Collection entries:
--- --- ---
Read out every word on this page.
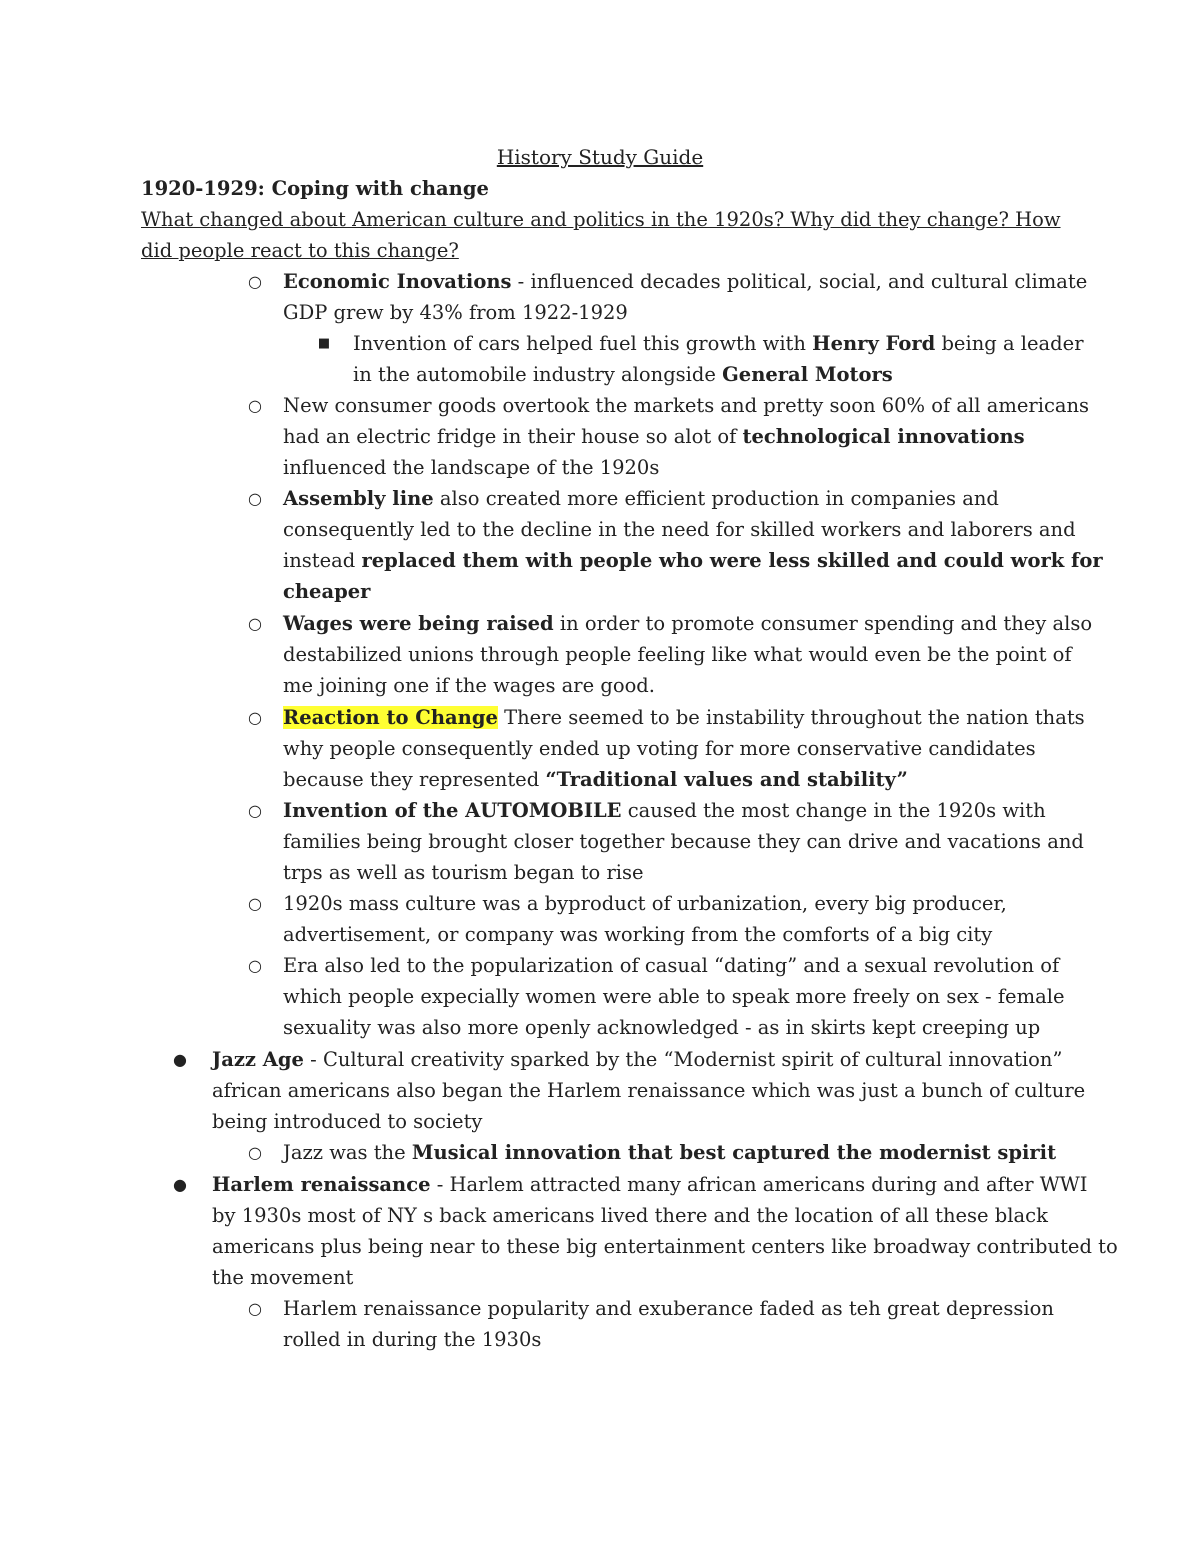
History Study Guide
1920-1929: Coping with change
What changed about American culture and politics in the 1920s? Why did they change? How did people react to this change?
○ Economic Inovations - influenced decades political, social, and cultural climate
GDP grew by 43% from 1922-1929
■ Invention of cars helped fuel this growth with Henry Ford being a leader
in the automobile industry alongside General Motors
○ New consumer goods overtook the markets and pretty soon 60% of all americans
had an electric fridge in their house so alot of technological innovations
influenced the landscape of the 1920s
○ Assembly line also created more efficient production in companies and
consequently led to the decline in the need for skilled workers and laborers and
instead replaced them with people who were less skilled and could work for
cheaper
○ Wages were being raised in order to promote consumer spending and they also
destabilized unions through people feeling like what would even be the point of
me joining one if the wages are good.
○ Reaction to Change There seemed to be instability throughout the nation thats
why people consequently ended up voting for more conservative candidates
because they represented “Traditional values and stability”
○ Invention of the AUTOMOBILE caused the most change in the 1920s with
families being brought closer together because they can drive and vacations and
trps as well as tourism began to rise
○ 1920s mass culture was a byproduct of urbanization, every big producer,
advertisement, or company was working from the comforts of a big city
○ Era also led to the popularization of casual “dating” and a sexual revolution of
which people expecially women were able to speak more freely on sex - female
sexuality was also more openly acknowledged - as in skirts kept creeping up
● Jazz Age - Cultural creativity sparked by the “Modernist spirit of cultural innovation”
african americans also began the Harlem renaissance which was just a bunch of culture
being introduced to society
○ Jazz was the Musical innovation that best captured the modernist spirit
● Harlem renaissance - Harlem attracted many african americans during and after WWI
by 1930s most of NY s back americans lived there and the location of all these black
americans plus being near to these big entertainment centers like broadway contributed to
the movement
○ Harlem renaissance popularity and exuberance faded as teh great depression
rolled in during the 1930s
--- --- ---
Among the entries, how many lines contain the string "during"? Give the number without anything else.

2